Dataset rows about figures —
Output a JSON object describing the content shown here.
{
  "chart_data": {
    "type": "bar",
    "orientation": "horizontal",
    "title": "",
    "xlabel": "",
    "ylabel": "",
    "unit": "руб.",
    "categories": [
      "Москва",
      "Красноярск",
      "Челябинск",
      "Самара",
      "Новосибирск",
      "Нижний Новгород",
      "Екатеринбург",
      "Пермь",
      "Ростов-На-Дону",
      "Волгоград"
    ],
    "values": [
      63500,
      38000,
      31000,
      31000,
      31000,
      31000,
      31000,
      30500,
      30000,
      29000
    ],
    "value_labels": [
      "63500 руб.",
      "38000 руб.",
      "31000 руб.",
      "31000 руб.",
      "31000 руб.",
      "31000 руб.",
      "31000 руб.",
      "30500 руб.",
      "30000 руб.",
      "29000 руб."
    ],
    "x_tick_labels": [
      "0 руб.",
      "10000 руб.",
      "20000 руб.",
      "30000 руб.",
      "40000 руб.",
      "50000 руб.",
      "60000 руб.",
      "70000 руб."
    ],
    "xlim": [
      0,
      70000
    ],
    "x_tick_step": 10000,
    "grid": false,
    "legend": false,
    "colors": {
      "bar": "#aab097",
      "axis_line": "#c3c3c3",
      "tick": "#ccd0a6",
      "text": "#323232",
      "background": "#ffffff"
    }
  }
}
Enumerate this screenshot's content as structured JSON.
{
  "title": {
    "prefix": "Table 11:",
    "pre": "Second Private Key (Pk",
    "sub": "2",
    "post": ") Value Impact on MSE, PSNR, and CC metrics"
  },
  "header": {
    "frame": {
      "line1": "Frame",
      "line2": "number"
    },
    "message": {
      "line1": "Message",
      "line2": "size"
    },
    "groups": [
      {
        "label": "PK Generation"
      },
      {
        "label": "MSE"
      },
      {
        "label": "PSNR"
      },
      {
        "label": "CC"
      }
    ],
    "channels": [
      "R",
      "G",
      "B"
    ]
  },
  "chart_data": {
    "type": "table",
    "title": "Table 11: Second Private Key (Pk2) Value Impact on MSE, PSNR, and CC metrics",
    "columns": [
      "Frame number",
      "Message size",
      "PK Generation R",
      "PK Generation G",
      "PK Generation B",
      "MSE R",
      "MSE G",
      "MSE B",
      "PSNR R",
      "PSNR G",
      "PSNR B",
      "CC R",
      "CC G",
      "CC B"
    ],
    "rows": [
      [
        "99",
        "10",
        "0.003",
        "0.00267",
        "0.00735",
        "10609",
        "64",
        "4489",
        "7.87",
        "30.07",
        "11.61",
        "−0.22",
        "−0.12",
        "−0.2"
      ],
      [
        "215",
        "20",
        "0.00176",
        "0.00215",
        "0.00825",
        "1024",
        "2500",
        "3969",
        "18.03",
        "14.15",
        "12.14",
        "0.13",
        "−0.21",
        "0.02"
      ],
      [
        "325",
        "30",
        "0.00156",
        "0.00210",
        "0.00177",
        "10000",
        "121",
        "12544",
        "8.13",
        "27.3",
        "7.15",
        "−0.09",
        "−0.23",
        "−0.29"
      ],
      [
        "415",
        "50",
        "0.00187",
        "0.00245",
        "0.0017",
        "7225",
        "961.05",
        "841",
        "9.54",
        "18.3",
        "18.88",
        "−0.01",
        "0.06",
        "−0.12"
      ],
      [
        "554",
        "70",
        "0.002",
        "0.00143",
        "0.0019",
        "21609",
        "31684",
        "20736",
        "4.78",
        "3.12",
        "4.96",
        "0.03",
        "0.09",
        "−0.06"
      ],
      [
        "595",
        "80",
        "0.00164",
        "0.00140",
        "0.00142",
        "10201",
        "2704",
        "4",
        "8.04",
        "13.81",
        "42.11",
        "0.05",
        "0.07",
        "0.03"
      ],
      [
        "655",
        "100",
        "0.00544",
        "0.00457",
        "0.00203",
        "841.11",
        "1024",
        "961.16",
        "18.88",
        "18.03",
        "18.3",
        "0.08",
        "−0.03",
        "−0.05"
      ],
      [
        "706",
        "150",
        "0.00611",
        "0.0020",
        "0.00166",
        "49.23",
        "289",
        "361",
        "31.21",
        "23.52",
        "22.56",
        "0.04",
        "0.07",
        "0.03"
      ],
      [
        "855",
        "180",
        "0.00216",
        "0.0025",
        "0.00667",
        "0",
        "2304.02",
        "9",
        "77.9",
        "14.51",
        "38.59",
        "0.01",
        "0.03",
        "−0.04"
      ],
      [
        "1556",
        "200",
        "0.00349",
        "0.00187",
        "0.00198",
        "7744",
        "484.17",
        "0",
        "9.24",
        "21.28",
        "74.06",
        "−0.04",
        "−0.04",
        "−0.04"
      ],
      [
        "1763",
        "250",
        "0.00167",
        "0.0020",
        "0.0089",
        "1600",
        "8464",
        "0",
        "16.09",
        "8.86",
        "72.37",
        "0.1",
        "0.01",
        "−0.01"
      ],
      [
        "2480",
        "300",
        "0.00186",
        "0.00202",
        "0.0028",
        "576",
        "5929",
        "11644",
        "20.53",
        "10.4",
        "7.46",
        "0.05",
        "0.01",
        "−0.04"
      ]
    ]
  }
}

Set exercise —
Each line above must be printed exactly as it appears.

The response —
Output a JSON object describing the content shown here.
{
  "chart_data": {
    "type": "bar",
    "orientation": "horizontal",
    "title": "",
    "xlabel": "",
    "ylabel": "",
    "unit": "руб.",
    "categories": [
      "Москва",
      "Красноярск",
      "Челябинск",
      "Самара",
      "Новосибирск",
      "Нижний Новгород",
      "Екатеринбург",
      "Пермь",
      "Ростов-На-Дону",
      "Волгоград"
    ],
    "values": [
      63500,
      38000,
      31000,
      31000,
      31000,
      31000,
      31000,
      30500,
      30000,
      29000
    ],
    "value_labels": [
      "63500 руб.",
      "38000 руб.",
      "31000 руб.",
      "31000 руб.",
      "31000 руб.",
      "31000 руб.",
      "31000 руб.",
      "30500 руб.",
      "30000 руб.",
      "29000 руб."
    ],
    "x_tick_labels": [
      "0 руб.",
      "10000 руб.",
      "20000 руб.",
      "30000 руб.",
      "40000 руб.",
      "50000 руб.",
      "60000 руб.",
      "70000 руб."
    ],
    "xlim": [
      0,
      70000
    ],
    "x_tick_step": 10000,
    "grid": false,
    "legend": false,
    "colors": {
      "bar": "#aab097",
      "axis_line": "#c3c3c3",
      "tick": "#ccd0a6",
      "text": "#323232",
      "background": "#ffffff"
    }
  }
}
Enumerate this screenshot's content as structured JSON.
{
  "title": {
    "prefix": "Table 11:",
    "pre": "Second Private Key (Pk",
    "sub": "2",
    "post": ") Value Impact on MSE, PSNR, and CC metrics"
  },
  "header": {
    "frame": {
      "line1": "Frame",
      "line2": "number"
    },
    "message": {
      "line1": "Message",
      "line2": "size"
    },
    "groups": [
      {
        "label": "PK Generation"
      },
      {
        "label": "MSE"
      },
      {
        "label": "PSNR"
      },
      {
        "label": "CC"
      }
    ],
    "channels": [
      "R",
      "G",
      "B"
    ]
  },
  "chart_data": {
    "type": "table",
    "title": "Table 11: Second Private Key (Pk2) Value Impact on MSE, PSNR, and CC metrics",
    "columns": [
      "Frame number",
      "Message size",
      "PK Generation R",
      "PK Generation G",
      "PK Generation B",
      "MSE R",
      "MSE G",
      "MSE B",
      "PSNR R",
      "PSNR G",
      "PSNR B",
      "CC R",
      "CC G",
      "CC B"
    ],
    "rows": [
      [
        "99",
        "10",
        "0.003",
        "0.00267",
        "0.00735",
        "10609",
        "64",
        "4489",
        "7.87",
        "30.07",
        "11.61",
        "−0.22",
        "−0.12",
        "−0.2"
      ],
      [
        "215",
        "20",
        "0.00176",
        "0.00215",
        "0.00825",
        "1024",
        "2500",
        "3969",
        "18.03",
        "14.15",
        "12.14",
        "0.13",
        "−0.21",
        "0.02"
      ],
      [
        "325",
        "30",
        "0.00156",
        "0.00210",
        "0.00177",
        "10000",
        "121",
        "12544",
        "8.13",
        "27.3",
        "7.15",
        "−0.09",
        "−0.23",
        "−0.29"
      ],
      [
        "415",
        "50",
        "0.00187",
        "0.00245",
        "0.0017",
        "7225",
        "961.05",
        "841",
        "9.54",
        "18.3",
        "18.88",
        "−0.01",
        "0.06",
        "−0.12"
      ],
      [
        "554",
        "70",
        "0.002",
        "0.00143",
        "0.0019",
        "21609",
        "31684",
        "20736",
        "4.78",
        "3.12",
        "4.96",
        "0.03",
        "0.09",
        "−0.06"
      ],
      [
        "595",
        "80",
        "0.00164",
        "0.00140",
        "0.00142",
        "10201",
        "2704",
        "4",
        "8.04",
        "13.81",
        "42.11",
        "0.05",
        "0.07",
        "0.03"
      ],
      [
        "655",
        "100",
        "0.00544",
        "0.00457",
        "0.00203",
        "841.11",
        "1024",
        "961.16",
        "18.88",
        "18.03",
        "18.3",
        "0.08",
        "−0.03",
        "−0.05"
      ],
      [
        "706",
        "150",
        "0.00611",
        "0.0020",
        "0.00166",
        "49.23",
        "289",
        "361",
        "31.21",
        "23.52",
        "22.56",
        "0.04",
        "0.07",
        "0.03"
      ],
      [
        "855",
        "180",
        "0.00216",
        "0.0025",
        "0.00667",
        "0",
        "2304.02",
        "9",
        "77.9",
        "14.51",
        "38.59",
        "0.01",
        "0.03",
        "−0.04"
      ],
      [
        "1556",
        "200",
        "0.00349",
        "0.00187",
        "0.00198",
        "7744",
        "484.17",
        "0",
        "9.24",
        "21.28",
        "74.06",
        "−0.04",
        "−0.04",
        "−0.04"
      ],
      [
        "1763",
        "250",
        "0.00167",
        "0.0020",
        "0.0089",
        "1600",
        "8464",
        "0",
        "16.09",
        "8.86",
        "72.37",
        "0.1",
        "0.01",
        "−0.01"
      ],
      [
        "2480",
        "300",
        "0.00186",
        "0.00202",
        "0.0028",
        "576",
        "5929",
        "11644",
        "20.53",
        "10.4",
        "7.46",
        "0.05",
        "0.01",
        "−0.04"
      ]
    ]
  }
}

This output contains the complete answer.